BRIEF - List, from the lines below, each one with "Denn" in it.

Stored records:
★ ★ ★
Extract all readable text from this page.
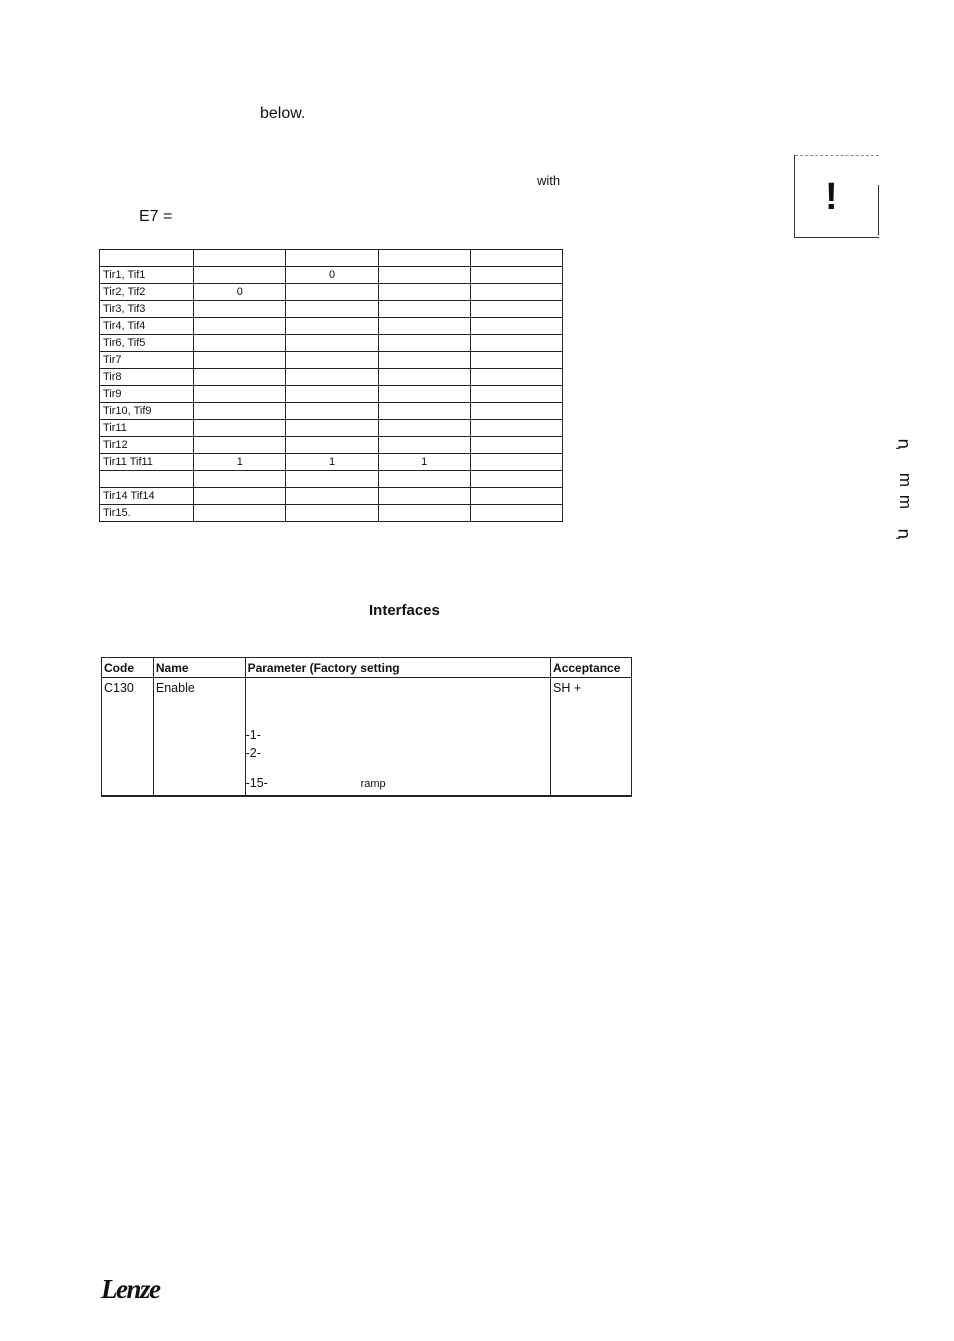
below.
with
E7 =	!

Tir1, Tif1		0		
Tir2, Tif2	0			
Tir3, Tif3				
Tir4, Tif4				
Tir6, Tif5				
Tir7				
Tir8				
Tir9				
Tir10, Tif9				
Tir11				
Tir12				
Tir11 Tif11	1	1	1	

Tir14 Tif14				
Tir15.				
Interfaces
Code	Name	Parameter (Factory setting	Acceptance
C130	Enable	-1-
-2-
-15- ramp	SH +
ꞑ
m
m
ꞑ
Lenze
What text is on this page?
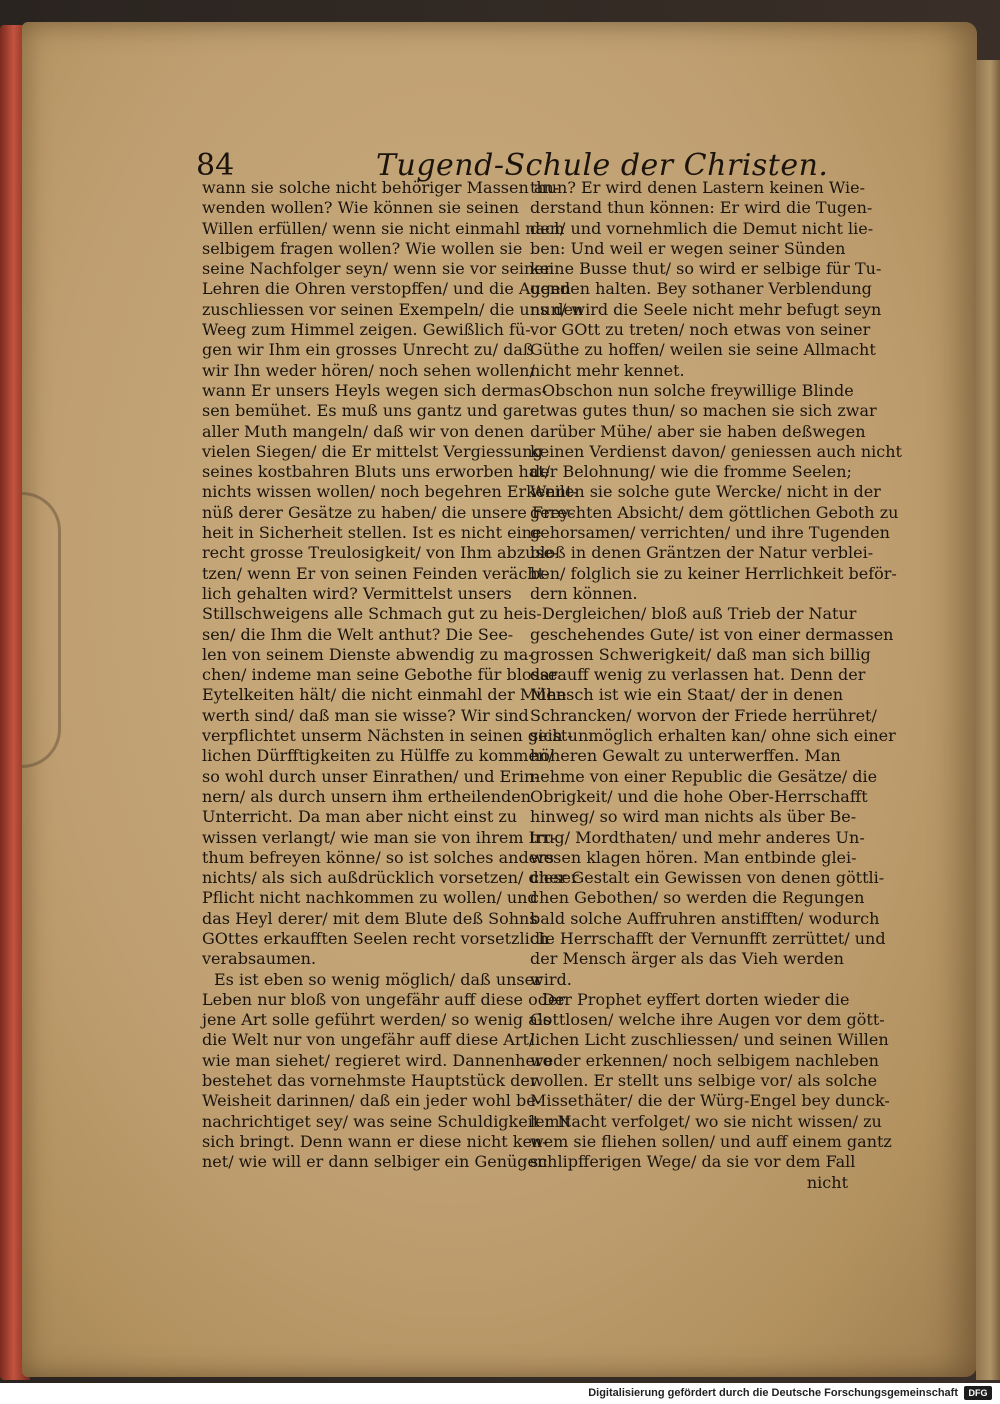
84	Tugend-Schule der Christen.
wann sie solche nicht behöriger Massen an-
wenden wollen? Wie können sie seinen
Willen erfüllen/ wenn sie nicht einmahl nach
selbigem fragen wollen? Wie wollen sie
seine Nachfolger seyn/ wenn sie vor seinen
Lehren die Ohren verstopffen/ und die Augen
zuschliessen vor seinen Exempeln/ die uns den
Weeg zum Himmel zeigen. Gewißlich fü-
gen wir Ihm ein grosses Unrecht zu/ daß
wir Ihn weder hören/ noch sehen wollen/
wann Er unsers Heyls wegen sich dermas-
sen bemühet. Es muß uns gantz und gar
aller Muth mangeln/ daß wir von denen
vielen Siegen/ die Er mittelst Vergiessung
seines kostbahren Bluts uns erworben hat/
nichts wissen wollen/ noch begehren Erkennt-
nüß derer Gesätze zu haben/ die unsere Frey-
heit in Sicherheit stellen. Ist es nicht eine
recht grosse Treulosigkeit/ von Ihm abzuse-
tzen/ wenn Er von seinen Feinden verächt-
lich gehalten wird? Vermittelst unsers
Stillschweigens alle Schmach gut zu heis-
sen/ die Ihm die Welt anthut? Die See-
len von seinem Dienste abwendig zu ma-
chen/ indeme man seine Gebothe für blosse
Eytelkeiten hält/ die nicht einmahl der Mühe
werth sind/ daß man sie wisse? Wir sind
verpflichtet unserm Nächsten in seinen geist-
lichen Dürfftigkeiten zu Hülffe zu kommen/
so wohl durch unser Einrathen/ und Erin-
nern/ als durch unsern ihm ertheilenden
Unterricht. Da man aber nicht einst zu
wissen verlangt/ wie man sie von ihrem Irr-
thum befreyen könne/ so ist solches anders
nichts/ als sich außdrücklich vorsetzen/ dieser
Pflicht nicht nachkommen zu wollen/ und
das Heyl derer/ mit dem Blute deß Sohns
GOttes erkaufften Seelen recht vorsetzlich
verabsaumen.
Es ist eben so wenig möglich/ daß unser
Leben nur bloß von ungefähr auff diese oder
jene Art solle geführt werden/ so wenig als
die Welt nur von ungefähr auff diese Art/
wie man siehet/ regieret wird. Dannenhero
bestehet das vornehmste Hauptstück der
Weisheit darinnen/ daß ein jeder wohl be-
nachrichtiget sey/ was seine Schuldigkeit mit
sich bringt. Denn wann er diese nicht ken-
net/ wie will er dann selbiger ein Genügen
thun? Er wird denen Lastern keinen Wie-
derstand thun können: Er wird die Tugen-
den/ und vornehmlich die Demut nicht lie-
ben: Und weil er wegen seiner Sünden
keine Busse thut/ so wird er selbige für Tu-
genden halten. Bey sothaner Verblendung
nun/ wird die Seele nicht mehr befugt seyn
vor GOtt zu treten/ noch etwas von seiner
Güthe zu hoffen/ weilen sie seine Allmacht
nicht mehr kennet.
Obschon nun solche freywillige Blinde
etwas gutes thun/ so machen sie sich zwar
darüber Mühe/ aber sie haben deßwegen
keinen Verdienst davon/ geniessen auch nicht
der Belohnung/ wie die fromme Seelen;
Weilen sie solche gute Wercke/ nicht in der
gerechten Absicht/ dem göttlichen Geboth zu
gehorsamen/ verrichten/ und ihre Tugenden
bloß in denen Gräntzen der Natur verblei-
ben/ folglich sie zu keiner Herrlichkeit beför-
dern können.
Dergleichen/ bloß auß Trieb der Natur
geschehendes Gute/ ist von einer dermassen
grossen Schwerigkeit/ daß man sich billig
darauff wenig zu verlassen hat. Denn der
Mensch ist wie ein Staat/ der in denen
Schrancken/ worvon der Friede herrühret/
sich unmöglich erhalten kan/ ohne sich einer
höheren Gewalt zu unterwerffen. Man
nehme von einer Republic die Gesätze/ die
Obrigkeit/ und die hohe Ober-Herrschafft
hinweg/ so wird man nichts als über Be-
trug/ Mordthaten/ und mehr anderes Un-
wesen klagen hören. Man entbinde glei-
cher Gestalt ein Gewissen von denen göttli-
chen Gebothen/ so werden die Regungen
bald solche Auffruhren anstifften/ wodurch
die Herrschafft der Vernunfft zerrüttet/ und
der Mensch ärger als das Vieh werden
wird.
Der Prophet eyffert dorten wieder die
Gottlosen/ welche ihre Augen vor dem gött-
lichen Licht zuschliessen/ und seinen Willen
weder erkennen/ noch selbigem nachleben
wollen. Er stellt uns selbige vor/ als solche
Missethäter/ die der Würg-Engel bey dunck-
ler Nacht verfolget/ wo sie nicht wissen/ zu
wem sie fliehen sollen/ und auff einem gantz
schlipfferigen Wege/ da sie vor dem Fall
nicht
Digitalisierung gefördert durch die Deutsche Forschungsgemeinschaft	DFG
★ ★ ★
OUTPUT OF THE TASK -
sich bringt. Denn wann er diese nicht ken-
darauff wenig zu verlassen hat. Denn der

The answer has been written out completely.